SET PROBLEM.
Transcribe the listing below word for word.

(Extracted records)
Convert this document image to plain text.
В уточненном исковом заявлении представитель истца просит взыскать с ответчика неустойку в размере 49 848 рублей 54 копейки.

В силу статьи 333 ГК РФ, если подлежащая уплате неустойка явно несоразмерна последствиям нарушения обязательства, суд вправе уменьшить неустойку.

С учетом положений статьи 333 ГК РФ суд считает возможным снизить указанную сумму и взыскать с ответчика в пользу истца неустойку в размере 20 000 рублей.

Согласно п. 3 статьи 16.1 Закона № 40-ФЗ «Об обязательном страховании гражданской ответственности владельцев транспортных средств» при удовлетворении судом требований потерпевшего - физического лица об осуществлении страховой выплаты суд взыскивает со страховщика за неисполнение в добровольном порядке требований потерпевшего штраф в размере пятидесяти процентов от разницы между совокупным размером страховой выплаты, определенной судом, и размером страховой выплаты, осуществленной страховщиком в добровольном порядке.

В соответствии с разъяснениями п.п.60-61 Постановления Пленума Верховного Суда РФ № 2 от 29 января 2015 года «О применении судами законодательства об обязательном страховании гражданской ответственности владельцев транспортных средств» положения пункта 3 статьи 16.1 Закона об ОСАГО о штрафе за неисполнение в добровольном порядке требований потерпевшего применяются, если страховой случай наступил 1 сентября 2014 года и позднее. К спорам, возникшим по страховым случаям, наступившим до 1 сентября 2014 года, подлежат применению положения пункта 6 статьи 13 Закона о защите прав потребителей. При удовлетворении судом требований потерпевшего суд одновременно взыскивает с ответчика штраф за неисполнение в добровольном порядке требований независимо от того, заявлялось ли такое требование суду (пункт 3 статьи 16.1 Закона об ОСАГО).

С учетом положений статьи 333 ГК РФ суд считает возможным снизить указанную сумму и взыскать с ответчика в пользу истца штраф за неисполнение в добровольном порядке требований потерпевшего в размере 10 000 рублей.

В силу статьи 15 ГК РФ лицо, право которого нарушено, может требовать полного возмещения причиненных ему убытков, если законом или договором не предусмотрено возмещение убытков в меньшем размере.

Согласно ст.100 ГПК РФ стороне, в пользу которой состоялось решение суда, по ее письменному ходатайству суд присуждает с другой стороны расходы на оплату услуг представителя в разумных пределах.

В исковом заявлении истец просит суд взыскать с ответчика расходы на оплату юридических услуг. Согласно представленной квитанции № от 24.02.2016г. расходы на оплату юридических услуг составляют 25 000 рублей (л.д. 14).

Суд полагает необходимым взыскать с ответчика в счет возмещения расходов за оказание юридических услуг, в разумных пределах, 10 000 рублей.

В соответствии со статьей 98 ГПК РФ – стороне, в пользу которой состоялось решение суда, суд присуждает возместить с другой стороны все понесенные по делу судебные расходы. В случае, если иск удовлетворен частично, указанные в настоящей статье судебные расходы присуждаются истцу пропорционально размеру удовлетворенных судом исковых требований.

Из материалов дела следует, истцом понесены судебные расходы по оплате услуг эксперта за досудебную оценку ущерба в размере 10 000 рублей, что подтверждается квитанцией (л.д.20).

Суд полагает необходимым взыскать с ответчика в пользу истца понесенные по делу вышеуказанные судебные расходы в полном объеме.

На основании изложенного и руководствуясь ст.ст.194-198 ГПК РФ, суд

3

THE COMPLETED TASK.
Convert this document image to plain text.
В уточненном исковом заявлении представитель истца просит взыскать с ответчика неустойку в размере 49 848 рублей 54 копейки.

В силу статьи 333 ГК РФ, если подлежащая уплате неустойка явно несоразмерна последствиям нарушения обязательства, суд вправе уменьшить неустойку.

С учетом положений статьи 333 ГК РФ суд считает возможным снизить указанную сумму и взыскать с ответчика в пользу истца неустойку в размере 20 000 рублей.

Согласно п. 3 статьи 16.1 Закона № 40-ФЗ «Об обязательном страховании гражданской ответственности владельцев транспортных средств» при удовлетворении судом требований потерпевшего - физического лица об осуществлении страховой выплаты суд взыскивает со страховщика за неисполнение в добровольном порядке требований потерпевшего штраф в размере пятидесяти процентов от разницы между совокупным размером страховой выплаты, определенной судом, и размером страховой выплаты, осуществленной страховщиком в добровольном порядке.

В соответствии с разъяснениями п.п.60-61 Постановления Пленума Верховного Суда РФ № 2 от 29 января 2015 года «О применении судами законодательства об обязательном страховании гражданской ответственности владельцев транспортных средств» положения пункта 3 статьи 16.1 Закона об ОСАГО о штрафе за неисполнение в добровольном порядке требований потерпевшего применяются, если страховой случай наступил 1 сентября 2014 года и позднее. К спорам, возникшим по страховым случаям, наступившим до 1 сентября 2014 года, подлежат применению положения пункта 6 статьи 13 Закона о защите прав потребителей. При удовлетворении судом требований потерпевшего суд одновременно взыскивает с ответчика штраф за неисполнение в добровольном порядке требований независимо от того, заявлялось ли такое требование суду (пункт 3 статьи 16.1 Закона об ОСАГО).

С учетом положений статьи 333 ГК РФ суд считает возможным снизить указанную сумму и взыскать с ответчика в пользу истца штраф за неисполнение в добровольном порядке требований потерпевшего в размере 10 000 рублей.

В силу статьи 15 ГК РФ лицо, право которого нарушено, может требовать полного возмещения причиненных ему убытков, если законом или договором не предусмотрено возмещение убытков в меньшем размере.

Согласно ст.100 ГПК РФ стороне, в пользу которой состоялось решение суда, по ее письменному ходатайству суд присуждает с другой стороны расходы на оплату услуг представителя в разумных пределах.

В исковом заявлении истец просит суд взыскать с ответчика расходы на оплату юридических услуг. Согласно представленной квитанции № от 24.02.2016г. расходы на оплату юридических услуг составляют 25 000 рублей (л.д. 14).

Суд полагает необходимым взыскать с ответчика в счет возмещения расходов за оказание юридических услуг, в разумных пределах, 10 000 рублей.

В соответствии со статьей 98 ГПК РФ – стороне, в пользу которой состоялось решение суда, суд присуждает возместить с другой стороны все понесенные по делу судебные расходы. В случае, если иск удовлетворен частично, указанные в настоящей статье судебные расходы присуждаются истцу пропорционально размеру удовлетворенных судом исковых требований.

Из материалов дела следует, истцом понесены судебные расходы по оплате услуг эксперта за досудебную оценку ущерба в размере 10 000 рублей, что подтверждается квитанцией (л.д.20).

Суд полагает необходимым взыскать с ответчика в пользу истца понесенные по делу вышеуказанные судебные расходы в полном объеме.

На основании изложенного и руководствуясь ст.ст.194-198 ГПК РФ, суд

3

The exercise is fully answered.